§ Excerpted records
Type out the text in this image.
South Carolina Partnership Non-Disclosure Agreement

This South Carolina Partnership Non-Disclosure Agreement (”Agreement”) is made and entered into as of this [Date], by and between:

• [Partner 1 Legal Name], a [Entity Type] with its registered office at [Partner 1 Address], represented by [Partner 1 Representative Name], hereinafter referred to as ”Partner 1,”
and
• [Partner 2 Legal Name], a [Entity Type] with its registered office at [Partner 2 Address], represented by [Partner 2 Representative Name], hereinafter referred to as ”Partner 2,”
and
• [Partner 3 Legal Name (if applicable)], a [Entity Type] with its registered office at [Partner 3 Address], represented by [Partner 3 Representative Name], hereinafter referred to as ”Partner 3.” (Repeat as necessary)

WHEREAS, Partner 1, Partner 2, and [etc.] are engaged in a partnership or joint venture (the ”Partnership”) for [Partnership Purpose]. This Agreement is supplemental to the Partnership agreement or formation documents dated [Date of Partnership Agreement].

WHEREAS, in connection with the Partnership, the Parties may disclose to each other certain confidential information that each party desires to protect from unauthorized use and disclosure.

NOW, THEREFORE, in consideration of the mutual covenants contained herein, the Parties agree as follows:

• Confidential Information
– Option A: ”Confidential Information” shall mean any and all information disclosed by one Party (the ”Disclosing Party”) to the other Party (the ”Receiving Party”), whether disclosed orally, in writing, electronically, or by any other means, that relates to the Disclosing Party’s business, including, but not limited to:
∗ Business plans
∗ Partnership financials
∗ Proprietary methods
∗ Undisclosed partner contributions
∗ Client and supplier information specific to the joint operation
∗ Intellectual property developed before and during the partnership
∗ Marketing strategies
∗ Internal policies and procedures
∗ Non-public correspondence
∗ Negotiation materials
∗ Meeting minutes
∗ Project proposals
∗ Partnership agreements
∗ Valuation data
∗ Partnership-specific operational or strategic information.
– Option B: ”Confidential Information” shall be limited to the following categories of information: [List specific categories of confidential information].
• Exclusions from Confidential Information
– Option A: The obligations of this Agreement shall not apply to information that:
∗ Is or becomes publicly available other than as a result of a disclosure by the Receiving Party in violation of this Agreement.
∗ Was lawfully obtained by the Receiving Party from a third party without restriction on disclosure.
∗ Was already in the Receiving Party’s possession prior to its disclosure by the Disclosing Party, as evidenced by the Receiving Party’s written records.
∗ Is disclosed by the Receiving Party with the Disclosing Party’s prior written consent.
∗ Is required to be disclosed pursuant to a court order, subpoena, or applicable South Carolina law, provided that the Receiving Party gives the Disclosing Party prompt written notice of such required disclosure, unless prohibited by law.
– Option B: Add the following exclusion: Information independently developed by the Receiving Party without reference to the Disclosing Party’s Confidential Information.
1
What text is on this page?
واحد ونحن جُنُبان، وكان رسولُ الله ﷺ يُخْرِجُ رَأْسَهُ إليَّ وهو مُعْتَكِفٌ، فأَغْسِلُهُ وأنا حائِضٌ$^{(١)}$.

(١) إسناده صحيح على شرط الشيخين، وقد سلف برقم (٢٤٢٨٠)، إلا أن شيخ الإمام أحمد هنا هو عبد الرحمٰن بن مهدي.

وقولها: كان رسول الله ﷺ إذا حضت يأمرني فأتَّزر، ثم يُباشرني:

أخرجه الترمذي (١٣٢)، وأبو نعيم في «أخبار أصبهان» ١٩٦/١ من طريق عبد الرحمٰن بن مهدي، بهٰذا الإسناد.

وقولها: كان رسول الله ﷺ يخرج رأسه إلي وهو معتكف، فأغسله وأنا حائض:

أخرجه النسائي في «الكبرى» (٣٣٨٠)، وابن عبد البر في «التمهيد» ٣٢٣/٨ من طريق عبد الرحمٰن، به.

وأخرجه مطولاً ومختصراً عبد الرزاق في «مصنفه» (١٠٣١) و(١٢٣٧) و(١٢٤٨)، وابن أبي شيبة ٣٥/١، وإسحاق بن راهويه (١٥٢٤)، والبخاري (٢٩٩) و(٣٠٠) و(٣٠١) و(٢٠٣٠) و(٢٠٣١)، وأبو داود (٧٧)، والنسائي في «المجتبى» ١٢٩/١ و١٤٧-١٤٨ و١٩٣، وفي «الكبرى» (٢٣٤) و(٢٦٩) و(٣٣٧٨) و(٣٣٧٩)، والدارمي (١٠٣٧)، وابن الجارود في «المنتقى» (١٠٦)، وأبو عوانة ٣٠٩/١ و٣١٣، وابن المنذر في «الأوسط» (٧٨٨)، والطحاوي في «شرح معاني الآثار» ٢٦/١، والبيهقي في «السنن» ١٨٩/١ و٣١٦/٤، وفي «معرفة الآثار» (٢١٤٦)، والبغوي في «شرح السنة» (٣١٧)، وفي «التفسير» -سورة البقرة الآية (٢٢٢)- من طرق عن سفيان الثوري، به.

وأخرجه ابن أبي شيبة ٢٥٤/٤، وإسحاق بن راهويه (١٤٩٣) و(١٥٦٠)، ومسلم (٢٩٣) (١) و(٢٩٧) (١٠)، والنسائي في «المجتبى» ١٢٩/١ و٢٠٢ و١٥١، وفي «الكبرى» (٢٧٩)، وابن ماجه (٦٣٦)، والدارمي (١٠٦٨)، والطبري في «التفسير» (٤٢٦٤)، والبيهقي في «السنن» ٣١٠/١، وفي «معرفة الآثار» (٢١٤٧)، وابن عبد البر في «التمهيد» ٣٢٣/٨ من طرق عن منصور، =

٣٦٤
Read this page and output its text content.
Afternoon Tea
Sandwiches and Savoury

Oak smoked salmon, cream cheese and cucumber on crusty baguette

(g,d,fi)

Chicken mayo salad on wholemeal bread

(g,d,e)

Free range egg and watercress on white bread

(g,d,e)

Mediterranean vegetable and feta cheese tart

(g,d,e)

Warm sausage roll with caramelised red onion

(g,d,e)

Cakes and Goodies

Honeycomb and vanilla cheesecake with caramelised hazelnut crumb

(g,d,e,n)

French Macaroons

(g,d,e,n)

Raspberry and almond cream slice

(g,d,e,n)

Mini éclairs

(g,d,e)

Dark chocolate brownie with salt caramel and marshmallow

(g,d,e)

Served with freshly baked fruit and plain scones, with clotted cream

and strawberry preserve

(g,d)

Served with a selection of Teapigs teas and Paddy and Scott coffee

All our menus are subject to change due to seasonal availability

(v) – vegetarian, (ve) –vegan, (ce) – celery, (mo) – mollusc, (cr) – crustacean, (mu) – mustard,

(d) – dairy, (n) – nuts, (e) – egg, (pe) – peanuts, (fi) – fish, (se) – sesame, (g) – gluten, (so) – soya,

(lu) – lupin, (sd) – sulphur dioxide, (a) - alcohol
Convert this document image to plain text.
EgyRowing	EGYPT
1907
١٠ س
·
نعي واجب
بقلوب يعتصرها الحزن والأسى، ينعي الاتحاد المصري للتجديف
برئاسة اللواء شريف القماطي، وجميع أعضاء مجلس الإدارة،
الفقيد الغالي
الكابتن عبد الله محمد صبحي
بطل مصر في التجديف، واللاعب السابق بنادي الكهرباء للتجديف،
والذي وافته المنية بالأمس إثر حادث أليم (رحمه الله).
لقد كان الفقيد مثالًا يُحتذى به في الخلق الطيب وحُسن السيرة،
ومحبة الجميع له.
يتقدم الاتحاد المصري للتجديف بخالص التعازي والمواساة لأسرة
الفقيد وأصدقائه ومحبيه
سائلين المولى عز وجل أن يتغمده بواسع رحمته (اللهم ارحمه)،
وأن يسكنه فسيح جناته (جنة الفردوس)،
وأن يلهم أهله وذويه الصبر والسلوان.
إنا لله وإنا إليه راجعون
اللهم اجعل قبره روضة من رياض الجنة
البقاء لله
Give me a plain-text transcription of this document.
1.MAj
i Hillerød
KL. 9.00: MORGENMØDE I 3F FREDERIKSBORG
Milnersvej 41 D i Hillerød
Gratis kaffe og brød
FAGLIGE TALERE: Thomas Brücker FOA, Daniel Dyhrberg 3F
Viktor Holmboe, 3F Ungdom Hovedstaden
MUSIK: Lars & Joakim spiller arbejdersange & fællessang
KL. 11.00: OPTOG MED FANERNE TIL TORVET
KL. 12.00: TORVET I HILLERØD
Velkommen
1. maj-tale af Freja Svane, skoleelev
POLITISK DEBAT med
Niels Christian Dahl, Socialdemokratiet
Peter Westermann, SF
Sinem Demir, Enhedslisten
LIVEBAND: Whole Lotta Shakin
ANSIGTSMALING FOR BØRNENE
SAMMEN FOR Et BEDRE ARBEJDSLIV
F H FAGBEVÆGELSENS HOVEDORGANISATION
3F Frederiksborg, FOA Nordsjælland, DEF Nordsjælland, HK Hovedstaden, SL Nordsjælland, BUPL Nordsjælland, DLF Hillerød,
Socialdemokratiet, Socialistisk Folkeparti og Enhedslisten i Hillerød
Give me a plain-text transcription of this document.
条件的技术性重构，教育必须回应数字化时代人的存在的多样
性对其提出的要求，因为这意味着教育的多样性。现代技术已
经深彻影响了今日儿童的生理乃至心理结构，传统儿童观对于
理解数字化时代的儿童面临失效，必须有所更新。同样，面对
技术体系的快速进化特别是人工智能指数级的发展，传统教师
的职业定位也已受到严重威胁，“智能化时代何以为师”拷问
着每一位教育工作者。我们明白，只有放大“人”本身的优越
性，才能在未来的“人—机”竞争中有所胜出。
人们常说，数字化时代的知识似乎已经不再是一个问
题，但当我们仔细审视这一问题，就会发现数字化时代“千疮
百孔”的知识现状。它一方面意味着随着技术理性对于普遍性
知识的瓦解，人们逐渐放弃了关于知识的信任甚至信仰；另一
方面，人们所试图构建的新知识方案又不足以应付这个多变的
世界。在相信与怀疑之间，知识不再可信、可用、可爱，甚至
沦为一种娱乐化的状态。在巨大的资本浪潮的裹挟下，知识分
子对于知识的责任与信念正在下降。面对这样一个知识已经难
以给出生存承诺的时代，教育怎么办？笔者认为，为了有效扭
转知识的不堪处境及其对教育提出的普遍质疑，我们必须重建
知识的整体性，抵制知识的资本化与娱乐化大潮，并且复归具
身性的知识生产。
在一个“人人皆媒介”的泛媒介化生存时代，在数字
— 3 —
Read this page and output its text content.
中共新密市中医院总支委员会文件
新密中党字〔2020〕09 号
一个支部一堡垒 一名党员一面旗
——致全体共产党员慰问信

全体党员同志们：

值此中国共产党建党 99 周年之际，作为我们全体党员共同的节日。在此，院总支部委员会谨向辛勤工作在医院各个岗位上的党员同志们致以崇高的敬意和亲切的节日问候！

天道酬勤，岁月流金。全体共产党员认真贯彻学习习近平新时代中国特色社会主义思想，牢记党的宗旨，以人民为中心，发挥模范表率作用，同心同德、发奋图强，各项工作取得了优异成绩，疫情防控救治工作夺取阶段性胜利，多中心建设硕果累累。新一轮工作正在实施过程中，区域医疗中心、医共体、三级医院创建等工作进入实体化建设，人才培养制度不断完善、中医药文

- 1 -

§ Your instructions
Go through the lines above. Select every one that has the string "Enhedslisten".

§ Finished answer
Sinem Demir, Enhedslisten
Socialdemokratiet, Socialistisk Folkeparti og Enhedslisten i Hillerød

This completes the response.